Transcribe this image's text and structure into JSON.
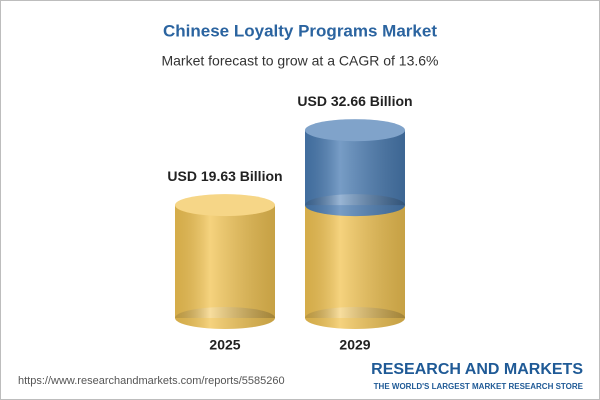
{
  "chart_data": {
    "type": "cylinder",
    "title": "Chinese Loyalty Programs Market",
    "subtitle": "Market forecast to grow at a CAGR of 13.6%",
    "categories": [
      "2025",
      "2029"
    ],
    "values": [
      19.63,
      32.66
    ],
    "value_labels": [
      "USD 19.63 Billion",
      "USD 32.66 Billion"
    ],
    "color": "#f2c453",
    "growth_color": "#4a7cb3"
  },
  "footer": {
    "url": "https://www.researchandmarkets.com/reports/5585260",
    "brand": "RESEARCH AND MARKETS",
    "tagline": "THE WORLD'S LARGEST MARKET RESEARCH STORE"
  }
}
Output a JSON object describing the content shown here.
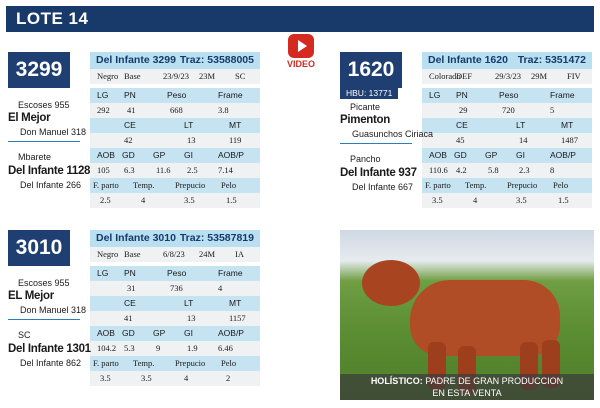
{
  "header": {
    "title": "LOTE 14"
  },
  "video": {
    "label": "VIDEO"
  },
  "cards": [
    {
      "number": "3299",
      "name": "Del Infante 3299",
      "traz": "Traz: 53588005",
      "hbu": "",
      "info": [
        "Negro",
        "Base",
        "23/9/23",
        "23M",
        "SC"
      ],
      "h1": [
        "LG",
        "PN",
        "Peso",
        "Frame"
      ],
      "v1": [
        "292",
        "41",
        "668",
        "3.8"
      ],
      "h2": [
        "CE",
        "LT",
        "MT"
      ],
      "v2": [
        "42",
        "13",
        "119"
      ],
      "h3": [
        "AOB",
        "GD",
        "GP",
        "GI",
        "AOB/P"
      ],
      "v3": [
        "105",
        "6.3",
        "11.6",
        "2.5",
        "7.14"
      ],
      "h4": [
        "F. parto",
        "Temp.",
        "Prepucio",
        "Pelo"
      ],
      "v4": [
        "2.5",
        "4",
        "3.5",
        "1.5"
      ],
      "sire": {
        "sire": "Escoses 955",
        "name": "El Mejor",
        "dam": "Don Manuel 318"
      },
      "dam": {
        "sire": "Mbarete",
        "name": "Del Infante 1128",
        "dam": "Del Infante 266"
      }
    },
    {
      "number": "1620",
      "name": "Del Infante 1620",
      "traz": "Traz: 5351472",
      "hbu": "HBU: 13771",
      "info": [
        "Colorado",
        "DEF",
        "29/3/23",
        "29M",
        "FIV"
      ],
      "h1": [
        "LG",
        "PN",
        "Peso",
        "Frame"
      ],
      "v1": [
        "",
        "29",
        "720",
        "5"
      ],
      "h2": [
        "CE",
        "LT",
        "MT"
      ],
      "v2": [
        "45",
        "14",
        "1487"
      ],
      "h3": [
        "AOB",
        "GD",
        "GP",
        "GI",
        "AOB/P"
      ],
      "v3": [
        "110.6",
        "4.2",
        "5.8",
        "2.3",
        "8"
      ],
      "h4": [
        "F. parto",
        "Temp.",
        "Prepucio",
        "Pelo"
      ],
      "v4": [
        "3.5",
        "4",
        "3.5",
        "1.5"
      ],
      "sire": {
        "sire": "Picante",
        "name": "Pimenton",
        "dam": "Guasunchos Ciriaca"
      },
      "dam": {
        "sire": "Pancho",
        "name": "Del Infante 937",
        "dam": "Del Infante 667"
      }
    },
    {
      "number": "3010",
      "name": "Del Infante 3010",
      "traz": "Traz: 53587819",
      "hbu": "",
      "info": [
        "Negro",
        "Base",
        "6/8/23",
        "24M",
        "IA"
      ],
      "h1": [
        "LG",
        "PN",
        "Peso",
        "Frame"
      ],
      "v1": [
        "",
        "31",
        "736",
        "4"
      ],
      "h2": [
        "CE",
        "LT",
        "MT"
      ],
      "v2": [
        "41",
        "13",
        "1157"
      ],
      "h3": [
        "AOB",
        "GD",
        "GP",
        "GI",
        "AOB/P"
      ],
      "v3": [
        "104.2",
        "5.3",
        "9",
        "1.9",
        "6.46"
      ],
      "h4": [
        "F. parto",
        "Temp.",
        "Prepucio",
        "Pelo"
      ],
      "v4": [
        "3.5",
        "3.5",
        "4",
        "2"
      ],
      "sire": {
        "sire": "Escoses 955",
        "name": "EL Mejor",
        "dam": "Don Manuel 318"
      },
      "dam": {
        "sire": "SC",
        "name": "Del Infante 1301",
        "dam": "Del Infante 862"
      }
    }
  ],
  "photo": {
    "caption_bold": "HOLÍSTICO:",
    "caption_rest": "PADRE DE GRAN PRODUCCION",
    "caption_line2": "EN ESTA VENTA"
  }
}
━━━━
AIM OF THE TASK:
From the records given above, reproduce all text exactly and exclude each picture.

ANSWER FOR THIS EXERCISE:
Transcribe this image's text and structure into JSON.
{
  "chart_data": {
    "type": "cylinder",
    "title": "Chinese Loyalty Programs Market",
    "subtitle": "Market forecast to grow at a CAGR of 13.6%",
    "categories": [
      "2025",
      "2029"
    ],
    "values": [
      19.63,
      32.66
    ],
    "value_labels": [
      "USD 19.63 Billion",
      "USD 32.66 Billion"
    ],
    "color": "#f2c453",
    "growth_color": "#4a7cb3"
  },
  "footer": {
    "url": "https://www.researchandmarkets.com/reports/5585260",
    "brand": "RESEARCH AND MARKETS",
    "tagline": "THE WORLD'S LARGEST MARKET RESEARCH STORE"
  }
}
Output a JSON object describing the content shown here.
{
  "header": {
    "title": "LOTE 14"
  },
  "video": {
    "label": "VIDEO"
  },
  "cards": [
    {
      "number": "3299",
      "name": "Del Infante 3299",
      "traz": "Traz: 53588005",
      "hbu": "",
      "info": [
        "Negro",
        "Base",
        "23/9/23",
        "23M",
        "SC"
      ],
      "h1": [
        "LG",
        "PN",
        "Peso",
        "Frame"
      ],
      "v1": [
        "292",
        "41",
        "668",
        "3.8"
      ],
      "h2": [
        "CE",
        "LT",
        "MT"
      ],
      "v2": [
        "42",
        "13",
        "119"
      ],
      "h3": [
        "AOB",
        "GD",
        "GP",
        "GI",
        "AOB/P"
      ],
      "v3": [
        "105",
        "6.3",
        "11.6",
        "2.5",
        "7.14"
      ],
      "h4": [
        "F. parto",
        "Temp.",
        "Prepucio",
        "Pelo"
      ],
      "v4": [
        "2.5",
        "4",
        "3.5",
        "1.5"
      ],
      "sire": {
        "sire": "Escoses 955",
        "name": "El Mejor",
        "dam": "Don Manuel 318"
      },
      "dam": {
        "sire": "Mbarete",
        "name": "Del Infante 1128",
        "dam": "Del Infante 266"
      }
    },
    {
      "number": "1620",
      "name": "Del Infante 1620",
      "traz": "Traz: 5351472",
      "hbu": "HBU: 13771",
      "info": [
        "Colorado",
        "DEF",
        "29/3/23",
        "29M",
        "FIV"
      ],
      "h1": [
        "LG",
        "PN",
        "Peso",
        "Frame"
      ],
      "v1": [
        "",
        "29",
        "720",
        "5"
      ],
      "h2": [
        "CE",
        "LT",
        "MT"
      ],
      "v2": [
        "45",
        "14",
        "1487"
      ],
      "h3": [
        "AOB",
        "GD",
        "GP",
        "GI",
        "AOB/P"
      ],
      "v3": [
        "110.6",
        "4.2",
        "5.8",
        "2.3",
        "8"
      ],
      "h4": [
        "F. parto",
        "Temp.",
        "Prepucio",
        "Pelo"
      ],
      "v4": [
        "3.5",
        "4",
        "3.5",
        "1.5"
      ],
      "sire": {
        "sire": "Picante",
        "name": "Pimenton",
        "dam": "Guasunchos Ciriaca"
      },
      "dam": {
        "sire": "Pancho",
        "name": "Del Infante 937",
        "dam": "Del Infante 667"
      }
    },
    {
      "number": "3010",
      "name": "Del Infante 3010",
      "traz": "Traz: 53587819",
      "hbu": "",
      "info": [
        "Negro",
        "Base",
        "6/8/23",
        "24M",
        "IA"
      ],
      "h1": [
        "LG",
        "PN",
        "Peso",
        "Frame"
      ],
      "v1": [
        "",
        "31",
        "736",
        "4"
      ],
      "h2": [
        "CE",
        "LT",
        "MT"
      ],
      "v2": [
        "41",
        "13",
        "1157"
      ],
      "h3": [
        "AOB",
        "GD",
        "GP",
        "GI",
        "AOB/P"
      ],
      "v3": [
        "104.2",
        "5.3",
        "9",
        "1.9",
        "6.46"
      ],
      "h4": [
        "F. parto",
        "Temp.",
        "Prepucio",
        "Pelo"
      ],
      "v4": [
        "3.5",
        "3.5",
        "4",
        "2"
      ],
      "sire": {
        "sire": "Escoses 955",
        "name": "EL Mejor",
        "dam": "Don Manuel 318"
      },
      "dam": {
        "sire": "SC",
        "name": "Del Infante 1301",
        "dam": "Del Infante 862"
      }
    }
  ],
  "photo": {
    "caption_bold": "HOLÍSTICO:",
    "caption_rest": "PADRE DE GRAN PRODUCCION",
    "caption_line2": "EN ESTA VENTA"
  }
}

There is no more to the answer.